**Task to carry out**
Copy out the entries below precisely; nothing is to be omitted.

-- Begin Supplied information --

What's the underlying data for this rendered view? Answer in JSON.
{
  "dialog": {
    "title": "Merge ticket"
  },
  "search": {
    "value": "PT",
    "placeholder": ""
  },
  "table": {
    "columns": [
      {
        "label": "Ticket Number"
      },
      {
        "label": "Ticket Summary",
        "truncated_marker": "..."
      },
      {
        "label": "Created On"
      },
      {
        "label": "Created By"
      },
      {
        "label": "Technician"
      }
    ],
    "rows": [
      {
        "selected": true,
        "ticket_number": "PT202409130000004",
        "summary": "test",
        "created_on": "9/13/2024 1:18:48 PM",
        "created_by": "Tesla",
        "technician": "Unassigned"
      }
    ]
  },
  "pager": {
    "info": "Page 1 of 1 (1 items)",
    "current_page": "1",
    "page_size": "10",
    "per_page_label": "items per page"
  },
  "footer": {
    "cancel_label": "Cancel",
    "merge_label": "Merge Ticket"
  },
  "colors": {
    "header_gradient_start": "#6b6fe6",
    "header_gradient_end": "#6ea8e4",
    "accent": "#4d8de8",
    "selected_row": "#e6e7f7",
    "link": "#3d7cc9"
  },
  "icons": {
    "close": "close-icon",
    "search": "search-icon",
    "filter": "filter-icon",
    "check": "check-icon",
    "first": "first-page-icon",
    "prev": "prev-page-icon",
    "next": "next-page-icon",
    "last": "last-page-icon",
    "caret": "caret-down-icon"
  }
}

-- End Supplied information --

**Answer to this exercise**
What's the underlying data for this rendered view? Answer in JSON.
{
  "dialog": {
    "title": "Merge ticket"
  },
  "search": {
    "value": "PT",
    "placeholder": ""
  },
  "table": {
    "columns": [
      {
        "label": "Ticket Number"
      },
      {
        "label": "Ticket Summary",
        "truncated_marker": "..."
      },
      {
        "label": "Created On"
      },
      {
        "label": "Created By"
      },
      {
        "label": "Technician"
      }
    ],
    "rows": [
      {
        "selected": true,
        "ticket_number": "PT202409130000004",
        "summary": "test",
        "created_on": "9/13/2024 1:18:48 PM",
        "created_by": "Tesla",
        "technician": "Unassigned"
      }
    ]
  },
  "pager": {
    "info": "Page 1 of 1 (1 items)",
    "current_page": "1",
    "page_size": "10",
    "per_page_label": "items per page"
  },
  "footer": {
    "cancel_label": "Cancel",
    "merge_label": "Merge Ticket"
  },
  "colors": {
    "header_gradient_start": "#6b6fe6",
    "header_gradient_end": "#6ea8e4",
    "accent": "#4d8de8",
    "selected_row": "#e6e7f7",
    "link": "#3d7cc9"
  },
  "icons": {
    "close": "close-icon",
    "search": "search-icon",
    "filter": "filter-icon",
    "check": "check-icon",
    "first": "first-page-icon",
    "prev": "prev-page-icon",
    "next": "next-page-icon",
    "last": "last-page-icon",
    "caret": "caret-down-icon"
  }
}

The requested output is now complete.